Excerpt:
════

Testing out a smaller "rows" param is key. Then you can isolate the
performance difference due to the 500 rows. Adding more shards is going to
increase the penalty for having 500 rows, so it's good to understand how
big that penalty is.

Then test out smaller result sets by adjusting the query. Gradually
increase the result set size by adjusting the query. You then can get a
feel for how result set size affects performance. This will give you an
indication how much it will help to have more shards.





Joel Bernstein
http://joelsolr.blogspot.com/


On Wed, Jan 19, 2022 at 6:19 AM Charlie Hull <
ch...@opensourceconnections.com> wrote:

> Hi Ashwin,
>
> What happens if you reduce the number of rows requested? Do you really
> need 500 results each time? I think this will ask for 500 results from
> *each shard* too.
> https://solr.apache.org/guide/8_7/pagination-of-results.html
>
> Also it looks like you mean boost=def(boostFieldA,1) not
> boost:def(boostFieldA,1), am I right?
>
> Cheers
>
> Charlie
>
> On 19/01/2022 02:43, Ashwin Ramesh wrote:
> > Gentle ping! Promise it's my final one! :)
> >
> > On Thu, Jan 13, 2022 at 8:01 AM Ashwin Ramesh<ash...@canva.com>  wrote:
> >
> >> Hi everyone,
> >>
> >> I have a few questions about how we can improve our solr query
> >> performance, especially for boosts (BF, BQ, boost, etc).

════

Given information:
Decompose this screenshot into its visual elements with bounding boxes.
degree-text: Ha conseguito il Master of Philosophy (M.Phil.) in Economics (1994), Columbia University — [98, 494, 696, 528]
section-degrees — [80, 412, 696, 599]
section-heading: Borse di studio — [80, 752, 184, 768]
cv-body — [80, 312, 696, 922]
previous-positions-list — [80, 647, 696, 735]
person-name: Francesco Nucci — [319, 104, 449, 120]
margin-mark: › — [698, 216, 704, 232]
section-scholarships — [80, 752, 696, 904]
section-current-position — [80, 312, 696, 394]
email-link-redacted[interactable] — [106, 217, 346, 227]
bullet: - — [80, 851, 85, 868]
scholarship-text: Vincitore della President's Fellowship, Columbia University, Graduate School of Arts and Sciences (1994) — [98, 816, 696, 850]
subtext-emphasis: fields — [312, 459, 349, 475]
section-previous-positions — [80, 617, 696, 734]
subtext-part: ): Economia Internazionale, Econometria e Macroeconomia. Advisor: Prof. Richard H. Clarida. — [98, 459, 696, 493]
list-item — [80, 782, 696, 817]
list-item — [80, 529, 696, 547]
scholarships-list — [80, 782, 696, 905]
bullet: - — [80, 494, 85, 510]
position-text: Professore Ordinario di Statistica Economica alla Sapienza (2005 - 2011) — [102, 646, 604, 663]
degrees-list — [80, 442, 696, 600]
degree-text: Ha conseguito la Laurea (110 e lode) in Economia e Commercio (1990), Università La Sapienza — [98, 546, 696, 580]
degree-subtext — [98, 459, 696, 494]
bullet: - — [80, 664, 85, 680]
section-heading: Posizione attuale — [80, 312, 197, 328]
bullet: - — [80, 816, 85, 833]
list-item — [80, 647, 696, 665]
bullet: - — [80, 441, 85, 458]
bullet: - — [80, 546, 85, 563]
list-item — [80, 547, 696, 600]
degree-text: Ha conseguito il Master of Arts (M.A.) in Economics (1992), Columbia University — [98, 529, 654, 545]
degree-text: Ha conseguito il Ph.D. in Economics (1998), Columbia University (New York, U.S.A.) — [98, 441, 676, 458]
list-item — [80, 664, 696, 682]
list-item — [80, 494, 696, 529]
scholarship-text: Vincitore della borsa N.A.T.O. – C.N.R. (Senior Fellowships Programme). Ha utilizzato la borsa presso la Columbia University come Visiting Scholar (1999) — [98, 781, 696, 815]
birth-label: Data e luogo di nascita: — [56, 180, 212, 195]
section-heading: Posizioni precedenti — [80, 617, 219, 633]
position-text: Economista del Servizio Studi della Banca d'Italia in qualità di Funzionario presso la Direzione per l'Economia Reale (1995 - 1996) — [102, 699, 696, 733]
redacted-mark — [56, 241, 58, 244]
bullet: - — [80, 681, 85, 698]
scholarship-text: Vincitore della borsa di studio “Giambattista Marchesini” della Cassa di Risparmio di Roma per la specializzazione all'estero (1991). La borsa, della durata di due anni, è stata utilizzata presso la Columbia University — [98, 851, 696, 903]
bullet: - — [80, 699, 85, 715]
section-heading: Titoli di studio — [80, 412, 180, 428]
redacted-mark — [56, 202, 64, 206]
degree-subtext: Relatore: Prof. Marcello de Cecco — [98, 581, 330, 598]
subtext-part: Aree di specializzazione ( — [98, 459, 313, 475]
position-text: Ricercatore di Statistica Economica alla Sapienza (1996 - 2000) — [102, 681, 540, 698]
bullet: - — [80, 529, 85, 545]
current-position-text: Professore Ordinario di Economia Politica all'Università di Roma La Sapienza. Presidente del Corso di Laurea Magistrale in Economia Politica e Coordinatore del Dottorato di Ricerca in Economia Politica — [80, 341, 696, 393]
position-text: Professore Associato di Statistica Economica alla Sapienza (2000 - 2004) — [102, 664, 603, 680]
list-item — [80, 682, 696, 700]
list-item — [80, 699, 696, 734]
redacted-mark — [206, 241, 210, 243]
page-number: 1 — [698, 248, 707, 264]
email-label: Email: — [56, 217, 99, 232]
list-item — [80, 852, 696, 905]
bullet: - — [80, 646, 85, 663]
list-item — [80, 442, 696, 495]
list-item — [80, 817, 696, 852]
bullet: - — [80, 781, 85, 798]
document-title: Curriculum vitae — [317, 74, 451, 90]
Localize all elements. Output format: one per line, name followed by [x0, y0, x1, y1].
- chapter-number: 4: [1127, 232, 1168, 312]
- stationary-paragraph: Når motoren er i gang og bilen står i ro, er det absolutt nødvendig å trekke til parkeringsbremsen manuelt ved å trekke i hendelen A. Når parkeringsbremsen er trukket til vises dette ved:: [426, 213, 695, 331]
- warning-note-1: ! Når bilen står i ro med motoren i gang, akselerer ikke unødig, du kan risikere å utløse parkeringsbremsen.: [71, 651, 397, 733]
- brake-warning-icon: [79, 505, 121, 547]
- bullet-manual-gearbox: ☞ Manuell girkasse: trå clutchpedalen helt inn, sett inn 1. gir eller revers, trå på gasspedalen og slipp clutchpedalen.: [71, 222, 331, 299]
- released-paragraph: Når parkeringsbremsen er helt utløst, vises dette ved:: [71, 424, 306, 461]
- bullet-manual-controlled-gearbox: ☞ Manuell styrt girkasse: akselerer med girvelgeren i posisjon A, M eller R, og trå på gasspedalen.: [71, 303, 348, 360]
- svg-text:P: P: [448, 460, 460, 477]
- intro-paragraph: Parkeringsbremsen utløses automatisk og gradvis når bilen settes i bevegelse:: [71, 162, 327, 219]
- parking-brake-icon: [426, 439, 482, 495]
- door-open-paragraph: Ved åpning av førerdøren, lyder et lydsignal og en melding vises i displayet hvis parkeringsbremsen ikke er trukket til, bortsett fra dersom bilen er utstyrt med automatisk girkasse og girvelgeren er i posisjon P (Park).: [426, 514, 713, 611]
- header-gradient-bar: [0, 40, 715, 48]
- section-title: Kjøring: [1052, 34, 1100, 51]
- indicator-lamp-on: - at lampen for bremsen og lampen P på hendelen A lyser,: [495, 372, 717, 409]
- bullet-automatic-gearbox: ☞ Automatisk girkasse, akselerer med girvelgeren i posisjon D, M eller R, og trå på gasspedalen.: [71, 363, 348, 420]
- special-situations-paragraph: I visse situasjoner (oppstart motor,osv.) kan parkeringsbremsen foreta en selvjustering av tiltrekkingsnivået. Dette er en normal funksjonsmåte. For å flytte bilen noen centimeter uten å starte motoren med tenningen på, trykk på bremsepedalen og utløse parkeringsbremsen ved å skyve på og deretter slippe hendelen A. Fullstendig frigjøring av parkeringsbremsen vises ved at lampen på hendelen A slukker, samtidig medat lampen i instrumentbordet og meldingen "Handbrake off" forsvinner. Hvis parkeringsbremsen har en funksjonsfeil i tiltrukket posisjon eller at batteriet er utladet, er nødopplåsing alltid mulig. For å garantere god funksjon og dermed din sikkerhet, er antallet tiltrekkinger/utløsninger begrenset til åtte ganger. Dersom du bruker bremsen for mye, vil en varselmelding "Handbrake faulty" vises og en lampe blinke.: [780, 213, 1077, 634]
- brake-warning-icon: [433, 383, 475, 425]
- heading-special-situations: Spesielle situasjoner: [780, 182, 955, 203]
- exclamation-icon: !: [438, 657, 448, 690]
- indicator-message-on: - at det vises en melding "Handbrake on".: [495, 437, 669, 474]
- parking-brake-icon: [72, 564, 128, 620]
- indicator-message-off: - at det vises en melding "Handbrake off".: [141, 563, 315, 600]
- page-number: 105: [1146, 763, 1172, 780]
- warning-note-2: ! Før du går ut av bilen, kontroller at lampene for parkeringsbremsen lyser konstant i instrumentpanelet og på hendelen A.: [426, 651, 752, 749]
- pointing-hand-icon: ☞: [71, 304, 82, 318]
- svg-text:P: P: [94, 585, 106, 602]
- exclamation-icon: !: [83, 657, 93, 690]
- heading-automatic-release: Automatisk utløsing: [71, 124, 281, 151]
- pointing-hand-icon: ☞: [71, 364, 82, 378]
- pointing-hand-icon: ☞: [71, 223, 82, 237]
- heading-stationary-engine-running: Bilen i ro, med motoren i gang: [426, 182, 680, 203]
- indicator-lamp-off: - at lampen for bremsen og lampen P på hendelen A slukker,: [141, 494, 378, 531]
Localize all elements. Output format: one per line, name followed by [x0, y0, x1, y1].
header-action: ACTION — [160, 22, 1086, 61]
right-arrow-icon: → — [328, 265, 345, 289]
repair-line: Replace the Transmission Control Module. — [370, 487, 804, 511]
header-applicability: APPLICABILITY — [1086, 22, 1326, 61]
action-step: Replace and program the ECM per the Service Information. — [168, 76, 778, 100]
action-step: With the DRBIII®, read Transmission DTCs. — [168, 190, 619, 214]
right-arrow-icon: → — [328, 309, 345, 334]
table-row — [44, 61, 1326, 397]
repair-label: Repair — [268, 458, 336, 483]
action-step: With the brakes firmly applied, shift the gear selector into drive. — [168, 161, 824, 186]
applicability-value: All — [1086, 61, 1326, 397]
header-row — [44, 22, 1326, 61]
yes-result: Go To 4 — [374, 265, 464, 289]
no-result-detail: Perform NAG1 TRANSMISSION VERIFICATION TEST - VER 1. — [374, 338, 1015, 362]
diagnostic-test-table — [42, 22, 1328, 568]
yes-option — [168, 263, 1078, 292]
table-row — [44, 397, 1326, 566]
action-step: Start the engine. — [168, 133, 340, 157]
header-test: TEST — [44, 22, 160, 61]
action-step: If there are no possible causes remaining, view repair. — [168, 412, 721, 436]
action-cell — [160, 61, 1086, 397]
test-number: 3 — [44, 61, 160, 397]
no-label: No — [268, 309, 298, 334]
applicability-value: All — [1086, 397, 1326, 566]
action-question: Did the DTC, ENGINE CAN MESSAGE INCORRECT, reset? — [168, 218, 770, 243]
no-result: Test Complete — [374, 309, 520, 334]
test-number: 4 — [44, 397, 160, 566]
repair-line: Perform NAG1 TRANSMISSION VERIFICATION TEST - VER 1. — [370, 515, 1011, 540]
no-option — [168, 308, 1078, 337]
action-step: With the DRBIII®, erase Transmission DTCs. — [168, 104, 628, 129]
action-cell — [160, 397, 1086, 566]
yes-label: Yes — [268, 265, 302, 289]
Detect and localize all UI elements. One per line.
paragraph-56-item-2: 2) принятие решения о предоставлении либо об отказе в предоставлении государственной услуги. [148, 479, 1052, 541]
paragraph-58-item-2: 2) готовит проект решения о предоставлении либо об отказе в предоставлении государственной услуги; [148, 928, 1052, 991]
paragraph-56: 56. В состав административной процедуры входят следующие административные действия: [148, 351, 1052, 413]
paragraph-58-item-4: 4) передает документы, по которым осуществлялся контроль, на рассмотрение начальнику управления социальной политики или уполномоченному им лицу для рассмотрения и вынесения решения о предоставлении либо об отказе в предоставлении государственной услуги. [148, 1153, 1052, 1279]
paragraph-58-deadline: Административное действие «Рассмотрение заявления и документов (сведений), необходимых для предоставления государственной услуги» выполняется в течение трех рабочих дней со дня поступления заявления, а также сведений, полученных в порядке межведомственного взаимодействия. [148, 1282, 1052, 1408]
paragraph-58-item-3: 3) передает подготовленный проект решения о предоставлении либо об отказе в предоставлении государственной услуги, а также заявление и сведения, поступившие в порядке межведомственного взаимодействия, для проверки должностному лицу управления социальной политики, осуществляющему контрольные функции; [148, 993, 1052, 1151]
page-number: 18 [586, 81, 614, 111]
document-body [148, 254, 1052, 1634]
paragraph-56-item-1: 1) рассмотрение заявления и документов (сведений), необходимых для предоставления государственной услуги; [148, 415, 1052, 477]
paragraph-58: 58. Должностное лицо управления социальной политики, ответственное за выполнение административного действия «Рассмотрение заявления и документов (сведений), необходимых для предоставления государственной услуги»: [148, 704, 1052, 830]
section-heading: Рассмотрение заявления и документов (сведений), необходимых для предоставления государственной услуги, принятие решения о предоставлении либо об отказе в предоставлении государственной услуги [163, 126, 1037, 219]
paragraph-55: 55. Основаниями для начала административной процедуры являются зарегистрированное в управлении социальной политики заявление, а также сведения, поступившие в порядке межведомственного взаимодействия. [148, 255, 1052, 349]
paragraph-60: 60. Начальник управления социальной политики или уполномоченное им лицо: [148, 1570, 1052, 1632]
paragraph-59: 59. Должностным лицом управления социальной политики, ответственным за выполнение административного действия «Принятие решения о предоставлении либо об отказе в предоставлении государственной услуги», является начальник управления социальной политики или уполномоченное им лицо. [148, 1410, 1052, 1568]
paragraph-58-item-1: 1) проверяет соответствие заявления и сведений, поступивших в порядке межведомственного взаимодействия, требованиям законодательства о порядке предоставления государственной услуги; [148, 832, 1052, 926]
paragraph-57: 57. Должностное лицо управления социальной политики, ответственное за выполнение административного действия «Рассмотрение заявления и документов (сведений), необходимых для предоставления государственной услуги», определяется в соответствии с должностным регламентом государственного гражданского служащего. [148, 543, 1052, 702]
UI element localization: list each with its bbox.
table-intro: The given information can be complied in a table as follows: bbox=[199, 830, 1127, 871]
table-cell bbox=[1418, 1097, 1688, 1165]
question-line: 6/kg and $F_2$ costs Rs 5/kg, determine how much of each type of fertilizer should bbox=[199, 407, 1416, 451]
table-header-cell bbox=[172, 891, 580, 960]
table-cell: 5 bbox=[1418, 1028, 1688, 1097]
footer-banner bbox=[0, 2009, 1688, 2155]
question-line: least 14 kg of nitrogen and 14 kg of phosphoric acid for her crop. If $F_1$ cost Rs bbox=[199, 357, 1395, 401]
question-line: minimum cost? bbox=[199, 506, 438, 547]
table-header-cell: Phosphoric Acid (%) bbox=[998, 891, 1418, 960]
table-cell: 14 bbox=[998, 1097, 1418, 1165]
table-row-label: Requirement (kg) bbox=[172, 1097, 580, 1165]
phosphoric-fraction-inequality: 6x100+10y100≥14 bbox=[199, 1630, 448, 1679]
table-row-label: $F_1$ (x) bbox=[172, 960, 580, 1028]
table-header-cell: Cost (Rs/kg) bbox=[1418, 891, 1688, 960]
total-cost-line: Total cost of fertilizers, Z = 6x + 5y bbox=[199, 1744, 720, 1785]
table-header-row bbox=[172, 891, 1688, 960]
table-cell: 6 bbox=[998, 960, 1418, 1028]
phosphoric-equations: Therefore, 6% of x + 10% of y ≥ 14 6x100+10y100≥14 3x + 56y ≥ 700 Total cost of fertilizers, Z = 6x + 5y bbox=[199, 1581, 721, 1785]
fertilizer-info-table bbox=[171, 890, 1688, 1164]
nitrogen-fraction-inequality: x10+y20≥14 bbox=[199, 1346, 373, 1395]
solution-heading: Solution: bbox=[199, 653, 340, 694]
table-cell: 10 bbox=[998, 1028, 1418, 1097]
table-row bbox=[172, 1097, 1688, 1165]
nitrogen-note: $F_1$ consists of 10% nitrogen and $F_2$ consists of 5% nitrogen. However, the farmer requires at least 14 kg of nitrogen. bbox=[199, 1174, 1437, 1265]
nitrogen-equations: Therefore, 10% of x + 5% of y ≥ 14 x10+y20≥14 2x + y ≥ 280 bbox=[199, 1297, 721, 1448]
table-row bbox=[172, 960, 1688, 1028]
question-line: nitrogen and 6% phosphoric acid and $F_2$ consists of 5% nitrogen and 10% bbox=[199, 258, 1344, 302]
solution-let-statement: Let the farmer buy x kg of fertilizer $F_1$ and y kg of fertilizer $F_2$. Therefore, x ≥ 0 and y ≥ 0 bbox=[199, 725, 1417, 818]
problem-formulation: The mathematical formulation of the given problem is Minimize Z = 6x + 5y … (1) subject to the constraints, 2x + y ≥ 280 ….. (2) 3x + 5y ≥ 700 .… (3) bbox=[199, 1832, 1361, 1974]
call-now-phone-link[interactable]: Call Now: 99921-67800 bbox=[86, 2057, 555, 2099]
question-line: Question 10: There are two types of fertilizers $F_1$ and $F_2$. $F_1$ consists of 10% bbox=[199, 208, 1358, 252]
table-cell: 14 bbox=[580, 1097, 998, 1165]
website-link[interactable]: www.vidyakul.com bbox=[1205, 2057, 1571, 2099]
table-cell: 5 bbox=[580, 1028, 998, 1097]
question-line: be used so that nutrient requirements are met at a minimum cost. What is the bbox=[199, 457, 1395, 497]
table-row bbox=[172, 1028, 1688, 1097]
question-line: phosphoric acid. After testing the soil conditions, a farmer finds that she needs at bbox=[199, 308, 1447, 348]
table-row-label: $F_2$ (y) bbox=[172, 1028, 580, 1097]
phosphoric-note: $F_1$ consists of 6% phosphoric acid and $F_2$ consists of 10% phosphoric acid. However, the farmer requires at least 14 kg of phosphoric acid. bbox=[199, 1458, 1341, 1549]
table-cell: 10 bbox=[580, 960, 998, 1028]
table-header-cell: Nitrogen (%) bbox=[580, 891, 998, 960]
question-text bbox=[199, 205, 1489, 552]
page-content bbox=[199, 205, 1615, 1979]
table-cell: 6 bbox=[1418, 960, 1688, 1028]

════

Objective:
Answer these about the Solr performance thread:
1. According to Charlie, requesting 500 results also asks for 500 results from what?
2. What does Joel say adding more shards will increase?
3. Which kinds of boosts does Ashwin list in parentheses?
The data that comes with this thread is separate material and has nothing to do with the thread itself.

The response:
1. From each shard.
2. The penalty for having 500 rows.
3. BF, BQ and boost.